═══ Dataset
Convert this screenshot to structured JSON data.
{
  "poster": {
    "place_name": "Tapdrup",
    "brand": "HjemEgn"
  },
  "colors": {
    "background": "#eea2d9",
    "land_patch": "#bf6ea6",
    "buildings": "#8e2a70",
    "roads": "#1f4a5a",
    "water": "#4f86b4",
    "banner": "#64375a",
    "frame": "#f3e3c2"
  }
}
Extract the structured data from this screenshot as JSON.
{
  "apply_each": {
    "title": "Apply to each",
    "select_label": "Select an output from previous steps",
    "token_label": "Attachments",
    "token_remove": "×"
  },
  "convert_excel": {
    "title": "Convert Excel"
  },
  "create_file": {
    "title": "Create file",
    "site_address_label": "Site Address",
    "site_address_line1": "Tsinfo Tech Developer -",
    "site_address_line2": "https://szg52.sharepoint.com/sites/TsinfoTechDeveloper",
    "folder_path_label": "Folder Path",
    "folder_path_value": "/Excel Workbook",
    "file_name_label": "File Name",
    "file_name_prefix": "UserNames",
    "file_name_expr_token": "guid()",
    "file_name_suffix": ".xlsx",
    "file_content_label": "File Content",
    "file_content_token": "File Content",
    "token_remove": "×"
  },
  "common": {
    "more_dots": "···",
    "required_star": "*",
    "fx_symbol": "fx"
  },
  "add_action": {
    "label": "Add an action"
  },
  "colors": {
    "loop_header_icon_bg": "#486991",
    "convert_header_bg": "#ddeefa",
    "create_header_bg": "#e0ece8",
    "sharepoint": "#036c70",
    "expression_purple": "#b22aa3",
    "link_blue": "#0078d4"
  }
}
══════
_Stated task_
Go through the listing and print each line exactly as it appears.

_Full response_
Convert this screenshot to structured JSON data.
{
  "poster": {
    "place_name": "Tapdrup",
    "brand": "HjemEgn"
  },
  "colors": {
    "background": "#eea2d9",
    "land_patch": "#bf6ea6",
    "buildings": "#8e2a70",
    "roads": "#1f4a5a",
    "water": "#4f86b4",
    "banner": "#64375a",
    "frame": "#f3e3c2"
  }
}
Extract the structured data from this screenshot as JSON.
{
  "apply_each": {
    "title": "Apply to each",
    "select_label": "Select an output from previous steps",
    "token_label": "Attachments",
    "token_remove": "×"
  },
  "convert_excel": {
    "title": "Convert Excel"
  },
  "create_file": {
    "title": "Create file",
    "site_address_label": "Site Address",
    "site_address_line1": "Tsinfo Tech Developer -",
    "site_address_line2": "https://szg52.sharepoint.com/sites/TsinfoTechDeveloper",
    "folder_path_label": "Folder Path",
    "folder_path_value": "/Excel Workbook",
    "file_name_label": "File Name",
    "file_name_prefix": "UserNames",
    "file_name_expr_token": "guid()",
    "file_name_suffix": ".xlsx",
    "file_content_label": "File Content",
    "file_content_token": "File Content",
    "token_remove": "×"
  },
  "common": {
    "more_dots": "···",
    "required_star": "*",
    "fx_symbol": "fx"
  },
  "add_action": {
    "label": "Add an action"
  },
  "colors": {
    "loop_header_icon_bg": "#486991",
    "convert_header_bg": "#ddeefa",
    "create_header_bg": "#e0ece8",
    "sharepoint": "#036c70",
    "expression_purple": "#b22aa3",
    "link_blue": "#0078d4"
  }
}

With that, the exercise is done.